# Description of the task
Reproduce the passage of the post on street children starting at "But, do they" and ending at "an impending disaster.", replacing "young kids" with "small children".

# Extract provided
◇ ◇ ◇

Friday, 30 May 2014



You always meet them in the streets. If you're lucky enough not to see them, well maybe they'll be waiting for your sympathy in traffic jams. Majority of them will raise up their hands and ask for something mainly some cash to buy tea. For us we never care. You'll give them a weird look and do what we do best; walk away.

Out of a thousand heads, probably three of you will be touched enough to feel the sympathy and throw a coin or two to do away with them.

But, do they deserve this? Were they given a chance to choose? What about their parents, are they alive? If yes, why do they neglect them? These are question that need instant answers since street boys and girls population are elevating overnight!

Some of these young kids had no option but to be on the streets. To raise their tiny hands to get something to consume for the day. Folks, this is not the kind of life one would want to be associated with let alone living. But someone has to do something before it becomes an impending disaster.

Born sixteen years ago, Boniface Andae is a class eight drop out. A young innocent boy never knew that one sunny day, he'll be roaming in the outskirts of Nairobi pleading for sympathy from serious guys chasing their dreams.

◇ ◇ ◇

# Excerpted data
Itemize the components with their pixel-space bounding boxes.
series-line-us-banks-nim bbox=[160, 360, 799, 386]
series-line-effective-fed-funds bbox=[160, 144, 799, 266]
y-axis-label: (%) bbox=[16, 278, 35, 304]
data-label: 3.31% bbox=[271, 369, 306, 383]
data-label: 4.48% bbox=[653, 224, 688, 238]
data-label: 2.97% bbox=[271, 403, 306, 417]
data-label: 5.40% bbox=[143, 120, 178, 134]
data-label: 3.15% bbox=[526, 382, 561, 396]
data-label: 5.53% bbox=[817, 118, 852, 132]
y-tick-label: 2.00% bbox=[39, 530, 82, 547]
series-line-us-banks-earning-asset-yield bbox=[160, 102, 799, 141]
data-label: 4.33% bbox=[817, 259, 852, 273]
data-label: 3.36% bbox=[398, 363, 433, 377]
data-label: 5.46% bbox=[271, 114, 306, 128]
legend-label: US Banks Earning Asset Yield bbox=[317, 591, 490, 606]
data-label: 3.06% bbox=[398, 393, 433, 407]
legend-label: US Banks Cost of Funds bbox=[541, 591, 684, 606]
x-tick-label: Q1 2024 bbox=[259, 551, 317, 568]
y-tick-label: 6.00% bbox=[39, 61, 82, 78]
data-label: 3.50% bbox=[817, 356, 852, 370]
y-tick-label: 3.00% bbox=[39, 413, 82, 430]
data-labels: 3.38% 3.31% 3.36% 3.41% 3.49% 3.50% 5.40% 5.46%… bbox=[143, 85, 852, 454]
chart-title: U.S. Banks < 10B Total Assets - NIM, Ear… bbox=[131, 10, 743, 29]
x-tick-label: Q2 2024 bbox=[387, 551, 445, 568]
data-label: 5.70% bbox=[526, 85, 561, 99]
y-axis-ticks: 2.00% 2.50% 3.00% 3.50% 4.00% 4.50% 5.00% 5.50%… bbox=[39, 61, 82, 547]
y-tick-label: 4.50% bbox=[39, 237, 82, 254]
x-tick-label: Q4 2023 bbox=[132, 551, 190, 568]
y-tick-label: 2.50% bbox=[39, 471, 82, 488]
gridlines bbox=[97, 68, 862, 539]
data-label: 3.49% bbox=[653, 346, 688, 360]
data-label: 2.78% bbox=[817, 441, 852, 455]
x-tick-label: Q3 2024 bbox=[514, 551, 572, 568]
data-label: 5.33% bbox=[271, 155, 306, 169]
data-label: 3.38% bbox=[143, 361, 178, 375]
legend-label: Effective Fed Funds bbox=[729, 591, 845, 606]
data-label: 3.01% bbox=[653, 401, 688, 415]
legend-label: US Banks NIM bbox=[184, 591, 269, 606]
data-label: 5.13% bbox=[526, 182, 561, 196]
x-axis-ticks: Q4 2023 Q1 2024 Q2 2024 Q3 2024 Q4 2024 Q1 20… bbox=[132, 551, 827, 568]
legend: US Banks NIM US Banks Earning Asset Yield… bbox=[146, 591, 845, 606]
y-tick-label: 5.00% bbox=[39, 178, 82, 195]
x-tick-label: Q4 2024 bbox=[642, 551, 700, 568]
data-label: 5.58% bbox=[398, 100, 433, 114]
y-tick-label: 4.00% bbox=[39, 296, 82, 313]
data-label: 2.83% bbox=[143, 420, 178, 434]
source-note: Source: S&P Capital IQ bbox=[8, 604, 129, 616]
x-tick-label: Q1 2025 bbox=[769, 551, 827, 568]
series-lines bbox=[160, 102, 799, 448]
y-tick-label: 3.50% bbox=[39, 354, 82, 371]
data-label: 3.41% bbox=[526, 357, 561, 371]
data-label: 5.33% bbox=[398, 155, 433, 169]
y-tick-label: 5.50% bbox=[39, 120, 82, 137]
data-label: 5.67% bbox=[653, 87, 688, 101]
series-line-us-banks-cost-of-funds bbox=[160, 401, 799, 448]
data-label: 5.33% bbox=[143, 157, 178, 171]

◇ ◇ ◇

# Final result
But, do they deserve this? Were they given a chance to choose? What about their parents, are they alive? If yes, why do they neglect them? These are question that need instant answers since street boys and girls population are elevating overnight!

Some of these small children had no option but to be on the streets. To raise their tiny hands to get something to consume for the day. Folks, this is not the kind of life one would want to be associated with let alone living. But someone has to do something before it becomes an impending disaster.